━━━━━ ROWS

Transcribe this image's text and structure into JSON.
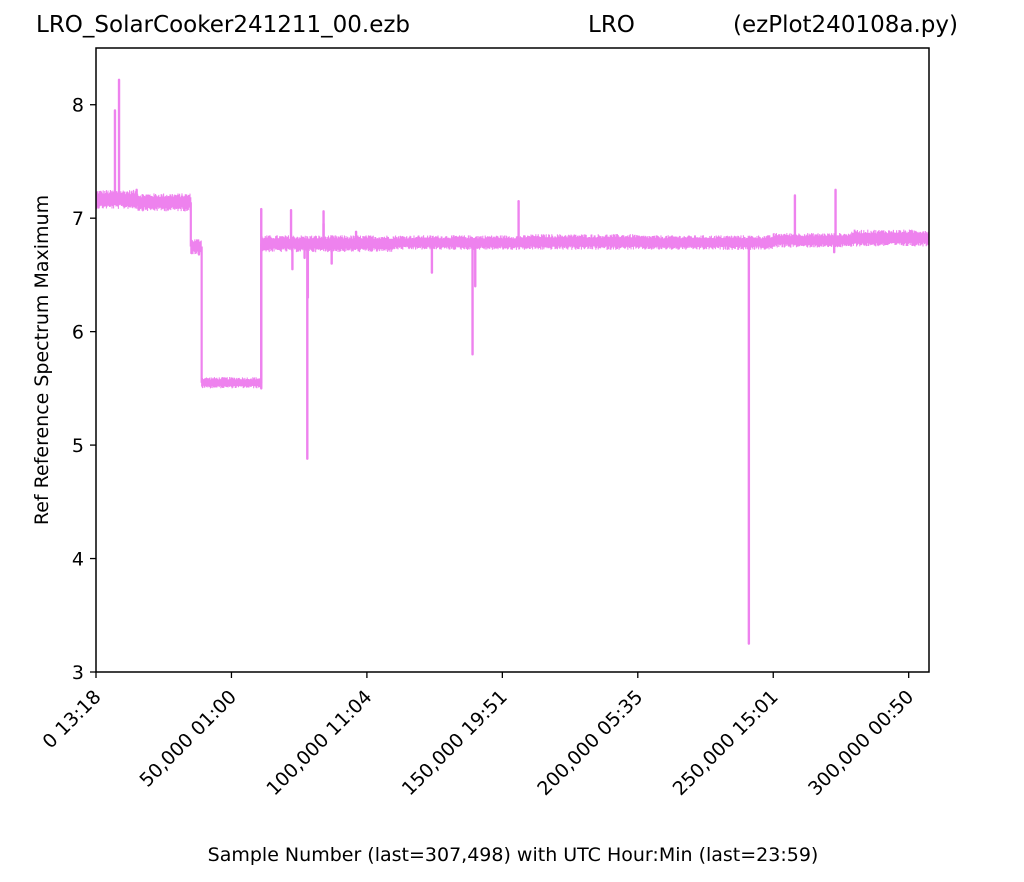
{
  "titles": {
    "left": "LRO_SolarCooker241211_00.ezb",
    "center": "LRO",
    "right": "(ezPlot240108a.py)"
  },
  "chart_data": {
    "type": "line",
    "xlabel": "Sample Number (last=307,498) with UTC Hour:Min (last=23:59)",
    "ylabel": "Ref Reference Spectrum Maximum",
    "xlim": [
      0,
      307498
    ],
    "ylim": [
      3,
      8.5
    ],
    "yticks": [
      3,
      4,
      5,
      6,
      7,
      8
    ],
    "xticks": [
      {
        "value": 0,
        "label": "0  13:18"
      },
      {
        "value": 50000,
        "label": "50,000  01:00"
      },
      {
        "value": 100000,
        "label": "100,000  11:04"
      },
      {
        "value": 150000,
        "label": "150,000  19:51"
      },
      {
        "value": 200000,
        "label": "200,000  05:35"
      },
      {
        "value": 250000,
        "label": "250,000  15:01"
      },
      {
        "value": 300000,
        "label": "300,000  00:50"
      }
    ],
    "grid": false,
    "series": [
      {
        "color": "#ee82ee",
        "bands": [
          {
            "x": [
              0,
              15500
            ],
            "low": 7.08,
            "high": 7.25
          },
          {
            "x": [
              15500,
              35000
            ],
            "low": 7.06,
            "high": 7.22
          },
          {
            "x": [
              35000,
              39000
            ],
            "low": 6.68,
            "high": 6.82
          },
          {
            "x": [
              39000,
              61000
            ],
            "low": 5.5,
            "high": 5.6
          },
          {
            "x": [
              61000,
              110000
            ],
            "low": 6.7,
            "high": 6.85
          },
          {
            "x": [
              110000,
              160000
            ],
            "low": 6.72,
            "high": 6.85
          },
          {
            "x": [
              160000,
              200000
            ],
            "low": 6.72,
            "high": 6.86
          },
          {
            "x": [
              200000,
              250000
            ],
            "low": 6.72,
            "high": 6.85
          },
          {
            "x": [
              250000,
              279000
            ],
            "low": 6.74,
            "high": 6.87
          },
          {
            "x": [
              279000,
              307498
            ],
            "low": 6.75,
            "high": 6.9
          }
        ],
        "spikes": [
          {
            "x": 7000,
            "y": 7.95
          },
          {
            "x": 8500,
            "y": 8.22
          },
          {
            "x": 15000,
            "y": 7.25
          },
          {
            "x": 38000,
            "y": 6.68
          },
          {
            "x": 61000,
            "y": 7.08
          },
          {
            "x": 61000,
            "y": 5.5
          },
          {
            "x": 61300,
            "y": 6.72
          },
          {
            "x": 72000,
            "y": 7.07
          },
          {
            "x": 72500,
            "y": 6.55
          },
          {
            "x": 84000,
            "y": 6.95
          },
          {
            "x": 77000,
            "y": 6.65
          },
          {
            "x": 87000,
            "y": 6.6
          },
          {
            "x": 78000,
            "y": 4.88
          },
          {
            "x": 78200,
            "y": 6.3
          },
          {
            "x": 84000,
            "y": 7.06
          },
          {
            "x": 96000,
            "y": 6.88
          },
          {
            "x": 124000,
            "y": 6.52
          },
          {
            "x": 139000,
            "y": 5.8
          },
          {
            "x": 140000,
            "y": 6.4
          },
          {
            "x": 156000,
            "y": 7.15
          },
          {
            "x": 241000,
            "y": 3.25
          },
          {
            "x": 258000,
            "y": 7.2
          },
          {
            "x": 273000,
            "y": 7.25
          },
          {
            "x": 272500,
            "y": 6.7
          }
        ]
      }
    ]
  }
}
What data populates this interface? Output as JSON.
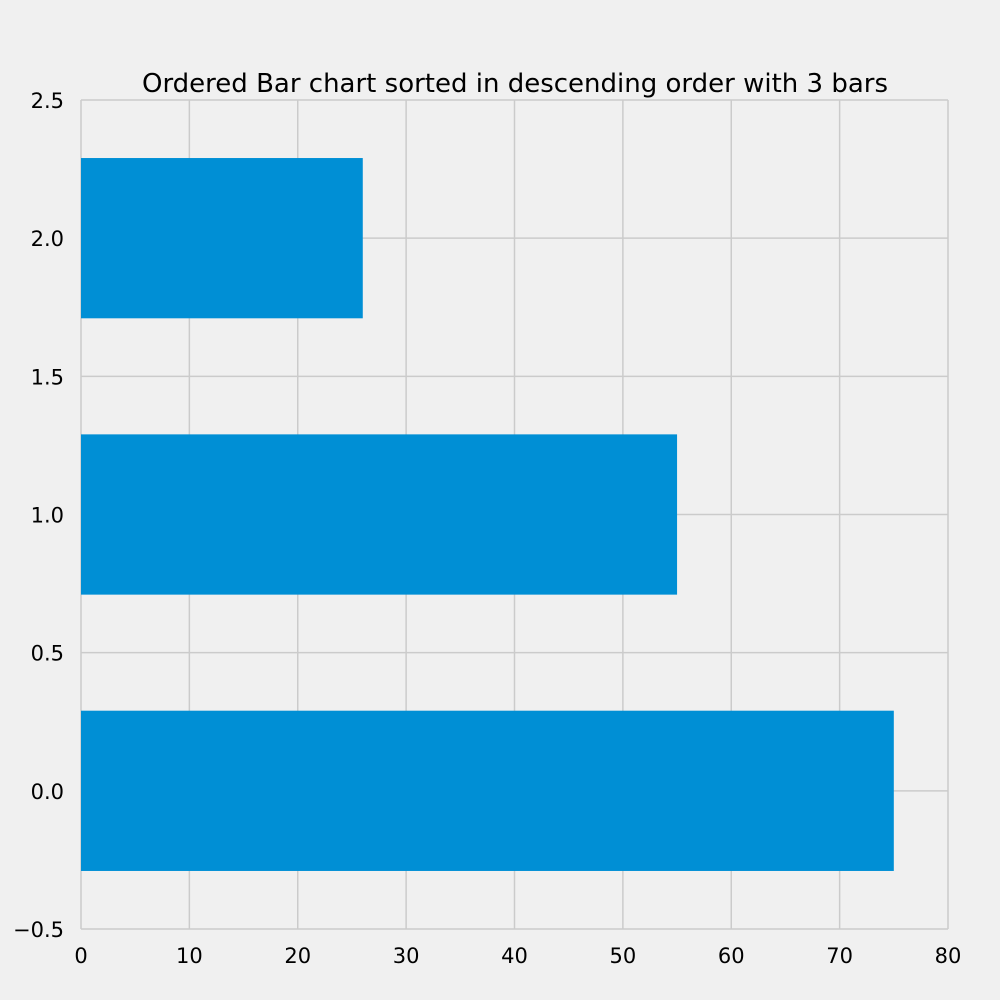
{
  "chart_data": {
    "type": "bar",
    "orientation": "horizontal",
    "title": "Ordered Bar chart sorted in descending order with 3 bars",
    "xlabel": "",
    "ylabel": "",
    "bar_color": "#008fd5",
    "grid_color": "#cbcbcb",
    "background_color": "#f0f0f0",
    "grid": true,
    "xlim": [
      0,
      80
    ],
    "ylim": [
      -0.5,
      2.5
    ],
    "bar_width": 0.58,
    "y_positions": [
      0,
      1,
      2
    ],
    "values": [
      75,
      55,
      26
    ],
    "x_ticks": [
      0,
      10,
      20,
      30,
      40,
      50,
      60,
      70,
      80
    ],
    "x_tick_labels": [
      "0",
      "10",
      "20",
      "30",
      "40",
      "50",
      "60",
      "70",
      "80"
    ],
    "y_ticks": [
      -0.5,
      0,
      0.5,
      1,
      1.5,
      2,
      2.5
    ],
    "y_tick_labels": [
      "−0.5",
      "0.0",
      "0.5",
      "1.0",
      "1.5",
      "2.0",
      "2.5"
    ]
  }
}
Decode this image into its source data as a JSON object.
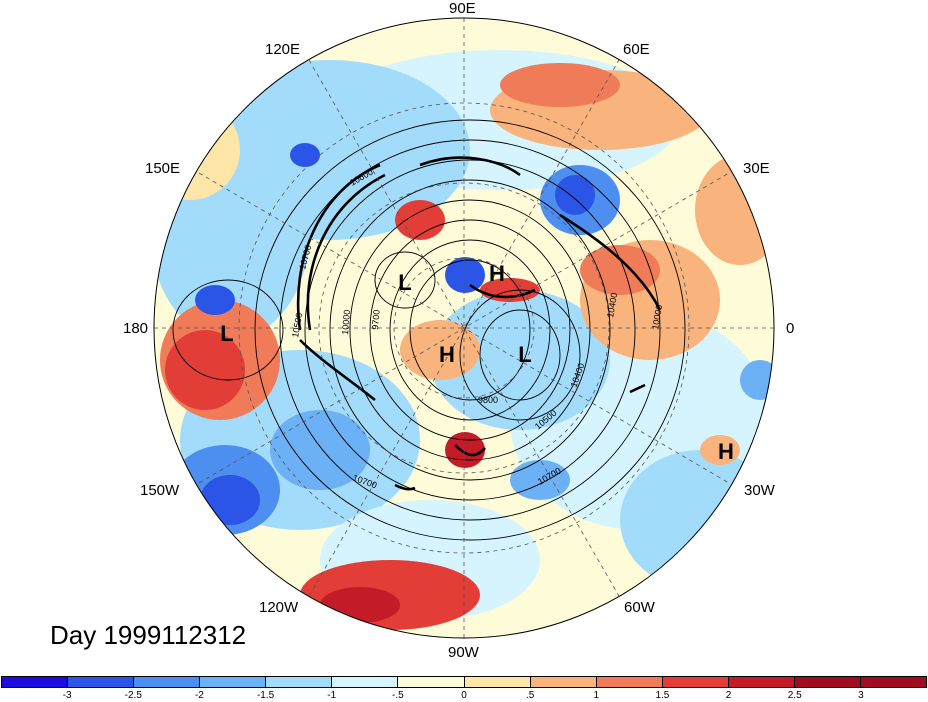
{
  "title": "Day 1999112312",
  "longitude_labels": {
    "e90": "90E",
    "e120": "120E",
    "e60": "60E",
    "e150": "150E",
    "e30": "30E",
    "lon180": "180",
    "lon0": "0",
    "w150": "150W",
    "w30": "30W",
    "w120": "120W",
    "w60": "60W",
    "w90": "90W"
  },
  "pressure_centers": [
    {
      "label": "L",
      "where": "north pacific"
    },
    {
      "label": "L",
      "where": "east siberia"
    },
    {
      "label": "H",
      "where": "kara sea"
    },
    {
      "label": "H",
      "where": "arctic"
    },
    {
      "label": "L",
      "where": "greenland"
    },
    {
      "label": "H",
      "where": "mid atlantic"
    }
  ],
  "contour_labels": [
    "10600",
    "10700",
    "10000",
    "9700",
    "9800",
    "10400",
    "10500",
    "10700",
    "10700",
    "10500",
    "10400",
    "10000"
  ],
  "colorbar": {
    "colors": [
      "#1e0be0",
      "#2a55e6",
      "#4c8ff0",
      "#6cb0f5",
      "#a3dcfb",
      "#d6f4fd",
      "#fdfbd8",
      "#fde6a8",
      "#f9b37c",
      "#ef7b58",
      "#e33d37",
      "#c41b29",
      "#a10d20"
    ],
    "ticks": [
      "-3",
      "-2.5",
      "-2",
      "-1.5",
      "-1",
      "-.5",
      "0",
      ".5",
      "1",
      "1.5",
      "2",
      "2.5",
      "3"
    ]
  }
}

━━━━━━━━━━

Print the complete listing exactly, apart from any pictures.

_RESULT FOR THIS EXERCISE_
Transcribe this image's text and structure into JSON.
{
  "titles": {
    "left": "LRO_SolarCooker241211_00.ezb",
    "center": "LRO",
    "right": "(ezPlot240108a.py)"
  },
  "chart_data": {
    "type": "line",
    "xlabel": "Sample Number (last=307,498) with UTC Hour:Min (last=23:59)",
    "ylabel": "Ref Reference Spectrum Maximum",
    "xlim": [
      0,
      307498
    ],
    "ylim": [
      3,
      8.5
    ],
    "yticks": [
      3,
      4,
      5,
      6,
      7,
      8
    ],
    "xticks": [
      {
        "value": 0,
        "label": "0  13:18"
      },
      {
        "value": 50000,
        "label": "50,000  01:00"
      },
      {
        "value": 100000,
        "label": "100,000  11:04"
      },
      {
        "value": 150000,
        "label": "150,000  19:51"
      },
      {
        "value": 200000,
        "label": "200,000  05:35"
      },
      {
        "value": 250000,
        "label": "250,000  15:01"
      },
      {
        "value": 300000,
        "label": "300,000  00:50"
      }
    ],
    "grid": false,
    "series": [
      {
        "color": "#ee82ee",
        "bands": [
          {
            "x": [
              0,
              15500
            ],
            "low": 7.08,
            "high": 7.25
          },
          {
            "x": [
              15500,
              35000
            ],
            "low": 7.06,
            "high": 7.22
          },
          {
            "x": [
              35000,
              39000
            ],
            "low": 6.68,
            "high": 6.82
          },
          {
            "x": [
              39000,
              61000
            ],
            "low": 5.5,
            "high": 5.6
          },
          {
            "x": [
              61000,
              110000
            ],
            "low": 6.7,
            "high": 6.85
          },
          {
            "x": [
              110000,
              160000
            ],
            "low": 6.72,
            "high": 6.85
          },
          {
            "x": [
              160000,
              200000
            ],
            "low": 6.72,
            "high": 6.86
          },
          {
            "x": [
              200000,
              250000
            ],
            "low": 6.72,
            "high": 6.85
          },
          {
            "x": [
              250000,
              279000
            ],
            "low": 6.74,
            "high": 6.87
          },
          {
            "x": [
              279000,
              307498
            ],
            "low": 6.75,
            "high": 6.9
          }
        ],
        "spikes": [
          {
            "x": 7000,
            "y": 7.95
          },
          {
            "x": 8500,
            "y": 8.22
          },
          {
            "x": 15000,
            "y": 7.25
          },
          {
            "x": 38000,
            "y": 6.68
          },
          {
            "x": 61000,
            "y": 7.08
          },
          {
            "x": 61000,
            "y": 5.5
          },
          {
            "x": 61300,
            "y": 6.72
          },
          {
            "x": 72000,
            "y": 7.07
          },
          {
            "x": 72500,
            "y": 6.55
          },
          {
            "x": 84000,
            "y": 6.95
          },
          {
            "x": 77000,
            "y": 6.65
          },
          {
            "x": 87000,
            "y": 6.6
          },
          {
            "x": 78000,
            "y": 4.88
          },
          {
            "x": 78200,
            "y": 6.3
          },
          {
            "x": 84000,
            "y": 7.06
          },
          {
            "x": 96000,
            "y": 6.88
          },
          {
            "x": 124000,
            "y": 6.52
          },
          {
            "x": 139000,
            "y": 5.8
          },
          {
            "x": 140000,
            "y": 6.4
          },
          {
            "x": 156000,
            "y": 7.15
          },
          {
            "x": 241000,
            "y": 3.25
          },
          {
            "x": 258000,
            "y": 7.2
          },
          {
            "x": 273000,
            "y": 7.25
          },
          {
            "x": 272500,
            "y": 6.7
          }
        ]
      }
    ]
  }
}
What data populates this interface? Output as JSON.
{
  "chart_data": {
    "type": "bar",
    "orientation": "horizontal",
    "title": "Ordered Bar chart sorted in descending order with 3 bars",
    "xlabel": "",
    "ylabel": "",
    "bar_color": "#008fd5",
    "grid_color": "#cbcbcb",
    "background_color": "#f0f0f0",
    "grid": true,
    "xlim": [
      0,
      80
    ],
    "ylim": [
      -0.5,
      2.5
    ],
    "bar_width": 0.58,
    "y_positions": [
      0,
      1,
      2
    ],
    "values": [
      75,
      55,
      26
    ],
    "x_ticks": [
      0,
      10,
      20,
      30,
      40,
      50,
      60,
      70,
      80
    ],
    "x_tick_labels": [
      "0",
      "10",
      "20",
      "30",
      "40",
      "50",
      "60",
      "70",
      "80"
    ],
    "y_ticks": [
      -0.5,
      0,
      0.5,
      1,
      1.5,
      2,
      2.5
    ],
    "y_tick_labels": [
      "−0.5",
      "0.0",
      "0.5",
      "1.0",
      "1.5",
      "2.0",
      "2.5"
    ]
  }
}
Decode this image into its source data as a JSON object.
{
  "title": "Day 1999112312",
  "longitude_labels": {
    "e90": "90E",
    "e120": "120E",
    "e60": "60E",
    "e150": "150E",
    "e30": "30E",
    "lon180": "180",
    "lon0": "0",
    "w150": "150W",
    "w30": "30W",
    "w120": "120W",
    "w60": "60W",
    "w90": "90W"
  },
  "pressure_centers": [
    {
      "label": "L",
      "where": "north pacific"
    },
    {
      "label": "L",
      "where": "east siberia"
    },
    {
      "label": "H",
      "where": "kara sea"
    },
    {
      "label": "H",
      "where": "arctic"
    },
    {
      "label": "L",
      "where": "greenland"
    },
    {
      "label": "H",
      "where": "mid atlantic"
    }
  ],
  "contour_labels": [
    "10600",
    "10700",
    "10000",
    "9700",
    "9800",
    "10400",
    "10500",
    "10700",
    "10700",
    "10500",
    "10400",
    "10000"
  ],
  "colorbar": {
    "colors": [
      "#1e0be0",
      "#2a55e6",
      "#4c8ff0",
      "#6cb0f5",
      "#a3dcfb",
      "#d6f4fd",
      "#fdfbd8",
      "#fde6a8",
      "#f9b37c",
      "#ef7b58",
      "#e33d37",
      "#c41b29",
      "#a10d20"
    ],
    "ticks": [
      "-3",
      "-2.5",
      "-2",
      "-1.5",
      "-1",
      "-.5",
      "0",
      ".5",
      "1",
      "1.5",
      "2",
      "2.5",
      "3"
    ]
  }
}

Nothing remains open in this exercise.